▸ **SET EXERCISE**: Print every one of the rows below verbatim, keeping each line as it stands.

▸ **DATA SUPPLIED**:
▶

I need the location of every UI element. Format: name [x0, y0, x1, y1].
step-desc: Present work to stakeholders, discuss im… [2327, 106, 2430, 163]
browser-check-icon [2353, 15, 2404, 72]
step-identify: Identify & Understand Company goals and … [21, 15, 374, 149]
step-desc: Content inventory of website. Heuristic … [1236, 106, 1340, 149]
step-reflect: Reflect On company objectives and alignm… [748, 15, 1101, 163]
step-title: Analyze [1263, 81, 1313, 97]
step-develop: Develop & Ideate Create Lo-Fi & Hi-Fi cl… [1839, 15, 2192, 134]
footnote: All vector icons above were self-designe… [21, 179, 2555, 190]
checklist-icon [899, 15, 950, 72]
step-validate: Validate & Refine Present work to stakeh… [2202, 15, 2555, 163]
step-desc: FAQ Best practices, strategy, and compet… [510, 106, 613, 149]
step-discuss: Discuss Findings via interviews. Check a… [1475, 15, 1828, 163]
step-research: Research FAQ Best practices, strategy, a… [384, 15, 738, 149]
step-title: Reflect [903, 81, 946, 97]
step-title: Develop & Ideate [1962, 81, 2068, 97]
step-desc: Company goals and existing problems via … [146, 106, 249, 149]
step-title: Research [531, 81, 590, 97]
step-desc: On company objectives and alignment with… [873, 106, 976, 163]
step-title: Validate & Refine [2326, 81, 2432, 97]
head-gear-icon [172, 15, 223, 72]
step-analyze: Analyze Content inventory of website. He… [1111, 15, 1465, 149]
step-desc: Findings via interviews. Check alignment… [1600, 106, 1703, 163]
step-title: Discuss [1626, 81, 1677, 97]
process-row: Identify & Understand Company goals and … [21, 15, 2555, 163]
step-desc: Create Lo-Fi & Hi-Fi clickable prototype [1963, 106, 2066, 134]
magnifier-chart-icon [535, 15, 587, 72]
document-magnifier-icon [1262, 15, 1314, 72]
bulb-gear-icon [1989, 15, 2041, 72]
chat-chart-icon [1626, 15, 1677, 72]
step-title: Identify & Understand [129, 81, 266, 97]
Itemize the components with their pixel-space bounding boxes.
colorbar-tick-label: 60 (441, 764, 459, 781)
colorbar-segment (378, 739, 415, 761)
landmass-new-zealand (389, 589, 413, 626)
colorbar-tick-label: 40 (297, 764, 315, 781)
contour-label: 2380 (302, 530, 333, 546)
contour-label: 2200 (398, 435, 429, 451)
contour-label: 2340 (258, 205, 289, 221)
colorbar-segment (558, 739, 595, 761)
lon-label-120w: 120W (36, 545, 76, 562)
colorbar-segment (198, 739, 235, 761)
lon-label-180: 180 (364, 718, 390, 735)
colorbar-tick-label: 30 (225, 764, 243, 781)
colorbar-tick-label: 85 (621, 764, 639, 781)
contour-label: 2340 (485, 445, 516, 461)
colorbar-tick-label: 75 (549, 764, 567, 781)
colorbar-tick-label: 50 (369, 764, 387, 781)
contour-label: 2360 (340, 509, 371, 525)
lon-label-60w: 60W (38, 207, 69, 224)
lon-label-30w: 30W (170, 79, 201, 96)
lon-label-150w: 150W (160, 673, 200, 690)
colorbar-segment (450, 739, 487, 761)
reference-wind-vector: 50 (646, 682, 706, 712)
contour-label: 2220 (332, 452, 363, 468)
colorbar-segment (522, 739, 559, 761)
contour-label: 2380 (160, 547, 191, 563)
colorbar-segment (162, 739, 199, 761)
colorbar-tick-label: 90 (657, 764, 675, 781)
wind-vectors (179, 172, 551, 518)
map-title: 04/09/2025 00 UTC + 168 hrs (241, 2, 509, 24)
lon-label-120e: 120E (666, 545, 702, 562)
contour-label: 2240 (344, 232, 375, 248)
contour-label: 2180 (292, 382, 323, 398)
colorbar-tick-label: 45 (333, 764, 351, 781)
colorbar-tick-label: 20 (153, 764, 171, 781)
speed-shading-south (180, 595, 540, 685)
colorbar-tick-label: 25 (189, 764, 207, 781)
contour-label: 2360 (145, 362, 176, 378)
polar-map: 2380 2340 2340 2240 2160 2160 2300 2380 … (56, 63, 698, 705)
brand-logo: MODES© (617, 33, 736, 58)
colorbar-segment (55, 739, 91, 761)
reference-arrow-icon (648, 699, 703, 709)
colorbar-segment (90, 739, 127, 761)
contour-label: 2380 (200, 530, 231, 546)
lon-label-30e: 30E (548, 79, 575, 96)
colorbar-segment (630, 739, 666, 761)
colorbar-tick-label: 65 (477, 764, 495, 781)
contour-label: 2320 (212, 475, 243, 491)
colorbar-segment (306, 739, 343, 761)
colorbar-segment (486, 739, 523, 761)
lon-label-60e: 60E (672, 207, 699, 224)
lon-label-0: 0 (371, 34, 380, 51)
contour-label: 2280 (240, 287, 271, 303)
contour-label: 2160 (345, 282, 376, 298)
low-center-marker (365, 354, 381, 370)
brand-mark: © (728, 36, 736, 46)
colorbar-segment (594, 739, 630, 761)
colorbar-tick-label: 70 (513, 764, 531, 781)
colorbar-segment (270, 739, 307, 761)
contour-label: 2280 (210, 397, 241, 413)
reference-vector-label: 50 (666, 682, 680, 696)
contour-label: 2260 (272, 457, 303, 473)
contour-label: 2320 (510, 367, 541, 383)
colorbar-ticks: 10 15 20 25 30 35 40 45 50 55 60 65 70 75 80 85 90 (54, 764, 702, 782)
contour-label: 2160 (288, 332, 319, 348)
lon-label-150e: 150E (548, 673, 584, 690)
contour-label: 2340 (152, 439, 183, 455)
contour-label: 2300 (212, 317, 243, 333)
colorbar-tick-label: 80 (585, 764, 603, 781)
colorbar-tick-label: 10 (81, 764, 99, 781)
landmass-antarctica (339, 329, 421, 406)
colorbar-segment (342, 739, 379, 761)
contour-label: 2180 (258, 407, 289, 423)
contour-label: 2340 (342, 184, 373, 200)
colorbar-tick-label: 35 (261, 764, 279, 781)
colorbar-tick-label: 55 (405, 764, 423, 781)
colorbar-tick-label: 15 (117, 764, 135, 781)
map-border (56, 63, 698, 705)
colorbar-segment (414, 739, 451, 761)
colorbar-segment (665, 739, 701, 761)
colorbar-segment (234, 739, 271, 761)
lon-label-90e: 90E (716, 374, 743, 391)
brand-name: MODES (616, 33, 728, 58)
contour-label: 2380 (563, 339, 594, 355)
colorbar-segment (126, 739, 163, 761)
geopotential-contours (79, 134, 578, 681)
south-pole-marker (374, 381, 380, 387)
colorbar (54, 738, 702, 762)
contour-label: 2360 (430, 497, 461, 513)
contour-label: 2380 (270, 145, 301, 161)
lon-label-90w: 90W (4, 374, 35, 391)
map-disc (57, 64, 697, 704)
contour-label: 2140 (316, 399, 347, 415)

◀

▸ **EXERCISE ANSWER**:
I need the location of every UI element. Format: name [x0, y0, x1, y1].
step-desc: Present work to stakeholders, discuss im… [2327, 106, 2430, 163]
browser-check-icon [2353, 15, 2404, 72]
step-identify: Identify & Understand Company goals and … [21, 15, 374, 149]
step-desc: Content inventory of website. Heuristic … [1236, 106, 1340, 149]
step-reflect: Reflect On company objectives and alignm… [748, 15, 1101, 163]
step-title: Analyze [1263, 81, 1313, 97]
step-develop: Develop & Ideate Create Lo-Fi & Hi-Fi cl… [1839, 15, 2192, 134]
footnote: All vector icons above were self-designe… [21, 179, 2555, 190]
checklist-icon [899, 15, 950, 72]
step-validate: Validate & Refine Present work to stakeh… [2202, 15, 2555, 163]
step-desc: FAQ Best practices, strategy, and compet… [510, 106, 613, 149]
step-discuss: Discuss Findings via interviews. Check a… [1475, 15, 1828, 163]
step-research: Research FAQ Best practices, strategy, a… [384, 15, 738, 149]
step-title: Reflect [903, 81, 946, 97]
step-title: Develop & Ideate [1962, 81, 2068, 97]
step-desc: Company goals and existing problems via … [146, 106, 249, 149]
step-title: Research [531, 81, 590, 97]
step-desc: On company objectives and alignment with… [873, 106, 976, 163]
step-title: Validate & Refine [2326, 81, 2432, 97]
head-gear-icon [172, 15, 223, 72]
step-analyze: Analyze Content inventory of website. He… [1111, 15, 1465, 149]
step-desc: Findings via interviews. Check alignment… [1600, 106, 1703, 163]
step-title: Discuss [1626, 81, 1677, 97]
process-row: Identify & Understand Company goals and … [21, 15, 2555, 163]
step-desc: Create Lo-Fi & Hi-Fi clickable prototype [1963, 106, 2066, 134]
magnifier-chart-icon [535, 15, 587, 72]
document-magnifier-icon [1262, 15, 1314, 72]
bulb-gear-icon [1989, 15, 2041, 72]
chat-chart-icon [1626, 15, 1677, 72]
step-title: Identify & Understand [129, 81, 266, 97]
Itemize the components with their pixel-space bounding boxes.
colorbar-tick-label: 60 (441, 764, 459, 781)
colorbar-segment (378, 739, 415, 761)
landmass-new-zealand (389, 589, 413, 626)
colorbar-tick-label: 40 (297, 764, 315, 781)
contour-label: 2380 (302, 530, 333, 546)
contour-label: 2200 (398, 435, 429, 451)
contour-label: 2340 (258, 205, 289, 221)
colorbar-segment (558, 739, 595, 761)
lon-label-120w: 120W (36, 545, 76, 562)
colorbar-segment (198, 739, 235, 761)
lon-label-180: 180 (364, 718, 390, 735)
colorbar-tick-label: 30 (225, 764, 243, 781)
colorbar-tick-label: 85 (621, 764, 639, 781)
contour-label: 2340 (485, 445, 516, 461)
colorbar-tick-label: 75 (549, 764, 567, 781)
colorbar-tick-label: 50 (369, 764, 387, 781)
contour-label: 2360 (340, 509, 371, 525)
lon-label-60w: 60W (38, 207, 69, 224)
lon-label-30w: 30W (170, 79, 201, 96)
lon-label-150w: 150W (160, 673, 200, 690)
colorbar-segment (450, 739, 487, 761)
reference-wind-vector: 50 (646, 682, 706, 712)
contour-label: 2220 (332, 452, 363, 468)
colorbar-segment (522, 739, 559, 761)
contour-label: 2380 (160, 547, 191, 563)
colorbar-segment (162, 739, 199, 761)
colorbar-tick-label: 90 (657, 764, 675, 781)
wind-vectors (179, 172, 551, 518)
map-title: 04/09/2025 00 UTC + 168 hrs (241, 2, 509, 24)
lon-label-120e: 120E (666, 545, 702, 562)
contour-label: 2240 (344, 232, 375, 248)
contour-label: 2180 (292, 382, 323, 398)
colorbar-tick-label: 45 (333, 764, 351, 781)
colorbar-tick-label: 20 (153, 764, 171, 781)
speed-shading-south (180, 595, 540, 685)
colorbar-tick-label: 25 (189, 764, 207, 781)
contour-label: 2360 (145, 362, 176, 378)
polar-map: 2380 2340 2340 2240 2160 2160 2300 2380 … (56, 63, 698, 705)
brand-logo: MODES© (617, 33, 736, 58)
colorbar-segment (55, 739, 91, 761)
reference-arrow-icon (648, 699, 703, 709)
colorbar-segment (90, 739, 127, 761)
contour-label: 2380 (200, 530, 231, 546)
lon-label-30e: 30E (548, 79, 575, 96)
colorbar-segment (630, 739, 666, 761)
colorbar-tick-label: 65 (477, 764, 495, 781)
contour-label: 2320 (212, 475, 243, 491)
colorbar-segment (306, 739, 343, 761)
colorbar-segment (486, 739, 523, 761)
lon-label-60e: 60E (672, 207, 699, 224)
lon-label-0: 0 (371, 34, 380, 51)
contour-label: 2280 (240, 287, 271, 303)
contour-label: 2160 (345, 282, 376, 298)
low-center-marker (365, 354, 381, 370)
brand-mark: © (728, 36, 736, 46)
colorbar-segment (594, 739, 630, 761)
colorbar-tick-label: 70 (513, 764, 531, 781)
colorbar-segment (270, 739, 307, 761)
contour-label: 2280 (210, 397, 241, 413)
reference-vector-label: 50 (666, 682, 680, 696)
contour-label: 2260 (272, 457, 303, 473)
contour-label: 2320 (510, 367, 541, 383)
colorbar-ticks: 10 15 20 25 30 35 40 45 50 55 60 65 70 75 80 85 90 (54, 764, 702, 782)
contour-label: 2160 (288, 332, 319, 348)
lon-label-150e: 150E (548, 673, 584, 690)
contour-label: 2340 (152, 439, 183, 455)
contour-label: 2300 (212, 317, 243, 333)
colorbar-tick-label: 80 (585, 764, 603, 781)
colorbar-tick-label: 10 (81, 764, 99, 781)
landmass-antarctica (339, 329, 421, 406)
colorbar-segment (342, 739, 379, 761)
contour-label: 2180 (258, 407, 289, 423)
contour-label: 2340 (342, 184, 373, 200)
colorbar-tick-label: 35 (261, 764, 279, 781)
colorbar-tick-label: 55 (405, 764, 423, 781)
colorbar-tick-label: 15 (117, 764, 135, 781)
map-border (56, 63, 698, 705)
colorbar-segment (414, 739, 451, 761)
colorbar-segment (665, 739, 701, 761)
colorbar-segment (234, 739, 271, 761)
lon-label-90e: 90E (716, 374, 743, 391)
brand-name: MODES (616, 33, 728, 58)
contour-label: 2380 (563, 339, 594, 355)
colorbar-segment (126, 739, 163, 761)
geopotential-contours (79, 134, 578, 681)
south-pole-marker (374, 381, 380, 387)
colorbar (54, 738, 702, 762)
contour-label: 2360 (430, 497, 461, 513)
contour-label: 2380 (270, 145, 301, 161)
lon-label-90w: 90W (4, 374, 35, 391)
map-disc (57, 64, 697, 704)
contour-label: 2140 (316, 399, 347, 415)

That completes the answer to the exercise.